# What is required:
Among the entries, which lines carry the string "Review"? Copy each of them.

# Data:

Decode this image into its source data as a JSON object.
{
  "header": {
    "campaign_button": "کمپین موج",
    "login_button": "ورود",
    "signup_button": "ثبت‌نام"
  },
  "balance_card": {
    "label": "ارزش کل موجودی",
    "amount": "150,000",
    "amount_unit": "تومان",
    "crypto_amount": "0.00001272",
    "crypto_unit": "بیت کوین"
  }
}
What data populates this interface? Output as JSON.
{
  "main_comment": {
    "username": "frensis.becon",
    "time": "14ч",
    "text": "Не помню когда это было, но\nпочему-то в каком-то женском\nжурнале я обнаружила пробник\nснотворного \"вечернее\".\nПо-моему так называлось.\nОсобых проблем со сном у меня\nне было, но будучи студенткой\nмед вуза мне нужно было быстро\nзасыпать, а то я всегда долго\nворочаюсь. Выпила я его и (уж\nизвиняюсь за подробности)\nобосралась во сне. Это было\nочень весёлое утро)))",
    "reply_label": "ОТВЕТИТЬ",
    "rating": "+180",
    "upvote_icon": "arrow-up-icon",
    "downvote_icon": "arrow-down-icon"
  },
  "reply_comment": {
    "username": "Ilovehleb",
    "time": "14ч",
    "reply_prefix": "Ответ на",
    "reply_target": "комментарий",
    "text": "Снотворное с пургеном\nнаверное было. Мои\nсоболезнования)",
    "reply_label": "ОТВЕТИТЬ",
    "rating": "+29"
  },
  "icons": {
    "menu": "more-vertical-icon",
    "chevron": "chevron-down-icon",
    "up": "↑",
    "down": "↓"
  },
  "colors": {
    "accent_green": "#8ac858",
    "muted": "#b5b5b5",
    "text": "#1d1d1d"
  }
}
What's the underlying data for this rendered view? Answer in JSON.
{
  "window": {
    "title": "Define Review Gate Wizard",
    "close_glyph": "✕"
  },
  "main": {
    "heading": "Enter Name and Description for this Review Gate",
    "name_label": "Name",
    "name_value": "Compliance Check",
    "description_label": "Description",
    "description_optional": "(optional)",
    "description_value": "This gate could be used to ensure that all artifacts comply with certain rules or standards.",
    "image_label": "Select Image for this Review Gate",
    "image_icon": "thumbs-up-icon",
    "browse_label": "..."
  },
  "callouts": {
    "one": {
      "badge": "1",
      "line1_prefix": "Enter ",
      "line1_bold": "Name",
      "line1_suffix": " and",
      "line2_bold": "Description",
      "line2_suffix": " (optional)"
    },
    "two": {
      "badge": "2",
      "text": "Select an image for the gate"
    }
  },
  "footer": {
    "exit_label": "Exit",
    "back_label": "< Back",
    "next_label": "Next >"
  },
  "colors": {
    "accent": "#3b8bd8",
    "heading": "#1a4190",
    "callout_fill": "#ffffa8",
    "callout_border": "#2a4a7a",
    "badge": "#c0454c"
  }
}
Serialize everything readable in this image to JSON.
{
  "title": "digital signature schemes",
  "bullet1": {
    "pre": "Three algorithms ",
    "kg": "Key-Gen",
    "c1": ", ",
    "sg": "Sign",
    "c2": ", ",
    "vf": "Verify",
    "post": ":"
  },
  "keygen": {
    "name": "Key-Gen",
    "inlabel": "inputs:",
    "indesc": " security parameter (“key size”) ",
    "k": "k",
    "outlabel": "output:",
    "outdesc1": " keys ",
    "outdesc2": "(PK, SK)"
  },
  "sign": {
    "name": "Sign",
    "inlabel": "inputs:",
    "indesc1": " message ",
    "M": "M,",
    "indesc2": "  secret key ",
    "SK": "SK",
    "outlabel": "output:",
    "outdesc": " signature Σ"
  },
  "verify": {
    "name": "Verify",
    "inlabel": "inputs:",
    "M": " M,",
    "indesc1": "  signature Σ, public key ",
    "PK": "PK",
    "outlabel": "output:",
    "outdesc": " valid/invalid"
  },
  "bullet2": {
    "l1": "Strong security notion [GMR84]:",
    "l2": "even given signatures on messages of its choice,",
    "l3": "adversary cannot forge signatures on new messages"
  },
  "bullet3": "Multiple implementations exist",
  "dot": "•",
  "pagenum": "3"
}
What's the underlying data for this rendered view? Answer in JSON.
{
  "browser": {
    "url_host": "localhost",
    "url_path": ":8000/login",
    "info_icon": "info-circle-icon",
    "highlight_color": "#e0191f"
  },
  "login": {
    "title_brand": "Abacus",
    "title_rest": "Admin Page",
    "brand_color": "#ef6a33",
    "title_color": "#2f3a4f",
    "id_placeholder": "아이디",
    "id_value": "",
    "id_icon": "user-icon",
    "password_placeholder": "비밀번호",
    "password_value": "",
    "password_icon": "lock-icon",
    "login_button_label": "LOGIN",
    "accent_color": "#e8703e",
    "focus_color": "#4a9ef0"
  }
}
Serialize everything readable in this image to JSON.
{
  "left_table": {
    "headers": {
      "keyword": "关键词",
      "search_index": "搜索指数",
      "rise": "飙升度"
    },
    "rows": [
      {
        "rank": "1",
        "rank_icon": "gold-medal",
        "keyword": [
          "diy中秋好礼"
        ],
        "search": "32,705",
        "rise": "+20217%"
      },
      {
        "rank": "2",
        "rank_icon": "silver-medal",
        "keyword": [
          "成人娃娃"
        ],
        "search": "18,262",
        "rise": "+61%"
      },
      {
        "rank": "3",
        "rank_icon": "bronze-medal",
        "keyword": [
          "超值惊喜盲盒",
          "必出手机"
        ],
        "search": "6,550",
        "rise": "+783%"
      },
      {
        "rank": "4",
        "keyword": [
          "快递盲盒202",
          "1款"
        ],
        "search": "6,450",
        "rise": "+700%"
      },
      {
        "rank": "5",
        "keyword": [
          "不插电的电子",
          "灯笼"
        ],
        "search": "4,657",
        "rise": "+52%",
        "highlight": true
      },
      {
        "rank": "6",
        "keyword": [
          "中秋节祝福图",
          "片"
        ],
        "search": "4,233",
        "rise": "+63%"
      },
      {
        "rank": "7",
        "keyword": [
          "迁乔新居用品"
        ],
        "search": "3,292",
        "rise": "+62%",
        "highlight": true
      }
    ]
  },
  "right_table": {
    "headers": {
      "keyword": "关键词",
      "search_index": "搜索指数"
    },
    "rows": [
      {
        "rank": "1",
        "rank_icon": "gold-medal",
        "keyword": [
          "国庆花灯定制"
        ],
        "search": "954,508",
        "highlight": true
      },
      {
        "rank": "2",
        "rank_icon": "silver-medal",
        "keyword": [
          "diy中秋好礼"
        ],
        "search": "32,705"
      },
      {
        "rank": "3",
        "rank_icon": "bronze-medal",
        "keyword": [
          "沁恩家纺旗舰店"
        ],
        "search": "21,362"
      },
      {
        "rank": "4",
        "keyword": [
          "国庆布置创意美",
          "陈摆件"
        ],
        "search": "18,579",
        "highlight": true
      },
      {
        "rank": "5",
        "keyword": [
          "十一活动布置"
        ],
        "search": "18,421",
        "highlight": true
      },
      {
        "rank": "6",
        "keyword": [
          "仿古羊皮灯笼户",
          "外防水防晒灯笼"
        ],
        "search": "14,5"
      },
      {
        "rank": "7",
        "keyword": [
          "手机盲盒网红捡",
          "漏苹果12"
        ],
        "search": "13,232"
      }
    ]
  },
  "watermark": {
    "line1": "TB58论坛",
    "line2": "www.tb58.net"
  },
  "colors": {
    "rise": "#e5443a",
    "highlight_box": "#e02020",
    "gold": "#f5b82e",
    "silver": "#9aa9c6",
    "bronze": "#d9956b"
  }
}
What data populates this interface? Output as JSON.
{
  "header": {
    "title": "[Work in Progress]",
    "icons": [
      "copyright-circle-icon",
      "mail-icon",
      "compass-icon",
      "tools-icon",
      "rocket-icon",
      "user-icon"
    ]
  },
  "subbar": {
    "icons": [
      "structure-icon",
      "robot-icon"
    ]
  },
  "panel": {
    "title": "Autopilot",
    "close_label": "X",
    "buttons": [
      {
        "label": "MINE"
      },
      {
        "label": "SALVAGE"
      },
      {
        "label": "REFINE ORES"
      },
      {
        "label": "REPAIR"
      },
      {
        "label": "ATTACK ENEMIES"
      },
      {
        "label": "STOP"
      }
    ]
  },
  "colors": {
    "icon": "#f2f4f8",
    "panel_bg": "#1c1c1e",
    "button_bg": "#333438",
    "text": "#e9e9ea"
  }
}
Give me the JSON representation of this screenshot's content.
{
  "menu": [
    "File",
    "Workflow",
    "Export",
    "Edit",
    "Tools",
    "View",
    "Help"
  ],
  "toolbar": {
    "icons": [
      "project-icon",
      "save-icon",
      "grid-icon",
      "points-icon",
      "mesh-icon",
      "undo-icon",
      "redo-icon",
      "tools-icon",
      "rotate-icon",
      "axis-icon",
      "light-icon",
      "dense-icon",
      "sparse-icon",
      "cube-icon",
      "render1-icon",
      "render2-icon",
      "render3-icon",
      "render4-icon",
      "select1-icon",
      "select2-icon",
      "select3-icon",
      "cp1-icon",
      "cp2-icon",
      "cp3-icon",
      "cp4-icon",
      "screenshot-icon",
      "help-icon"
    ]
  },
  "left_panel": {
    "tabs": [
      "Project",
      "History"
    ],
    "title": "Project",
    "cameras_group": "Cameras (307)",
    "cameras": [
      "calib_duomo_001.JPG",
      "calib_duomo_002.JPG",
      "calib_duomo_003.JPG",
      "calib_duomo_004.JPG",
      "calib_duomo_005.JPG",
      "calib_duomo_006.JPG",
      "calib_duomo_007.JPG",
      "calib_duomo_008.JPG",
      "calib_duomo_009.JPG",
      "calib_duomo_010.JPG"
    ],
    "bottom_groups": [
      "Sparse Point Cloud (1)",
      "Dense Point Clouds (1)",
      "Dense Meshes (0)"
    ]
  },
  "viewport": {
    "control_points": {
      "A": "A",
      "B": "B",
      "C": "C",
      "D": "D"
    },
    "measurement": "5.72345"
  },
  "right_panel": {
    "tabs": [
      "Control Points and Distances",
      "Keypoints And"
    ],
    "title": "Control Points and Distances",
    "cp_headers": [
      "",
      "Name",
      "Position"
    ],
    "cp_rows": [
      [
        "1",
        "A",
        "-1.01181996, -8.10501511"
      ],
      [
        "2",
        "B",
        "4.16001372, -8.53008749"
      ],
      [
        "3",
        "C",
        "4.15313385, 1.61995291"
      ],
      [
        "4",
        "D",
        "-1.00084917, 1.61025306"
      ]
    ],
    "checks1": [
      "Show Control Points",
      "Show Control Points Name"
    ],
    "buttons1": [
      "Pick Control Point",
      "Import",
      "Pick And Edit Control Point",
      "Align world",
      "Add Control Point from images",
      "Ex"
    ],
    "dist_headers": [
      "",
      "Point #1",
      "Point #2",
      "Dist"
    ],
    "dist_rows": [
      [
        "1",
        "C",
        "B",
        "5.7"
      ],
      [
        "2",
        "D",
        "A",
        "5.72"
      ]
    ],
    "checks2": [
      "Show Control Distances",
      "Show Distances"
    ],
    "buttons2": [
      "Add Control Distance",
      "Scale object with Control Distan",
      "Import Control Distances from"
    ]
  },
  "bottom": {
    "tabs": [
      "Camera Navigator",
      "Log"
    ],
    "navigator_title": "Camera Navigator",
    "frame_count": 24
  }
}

# Result:
    "title": "Define Review Gate Wizard",
    "heading": "Enter Name and Description for this Review Gate",
    "image_label": "Select Image for this Review Gate",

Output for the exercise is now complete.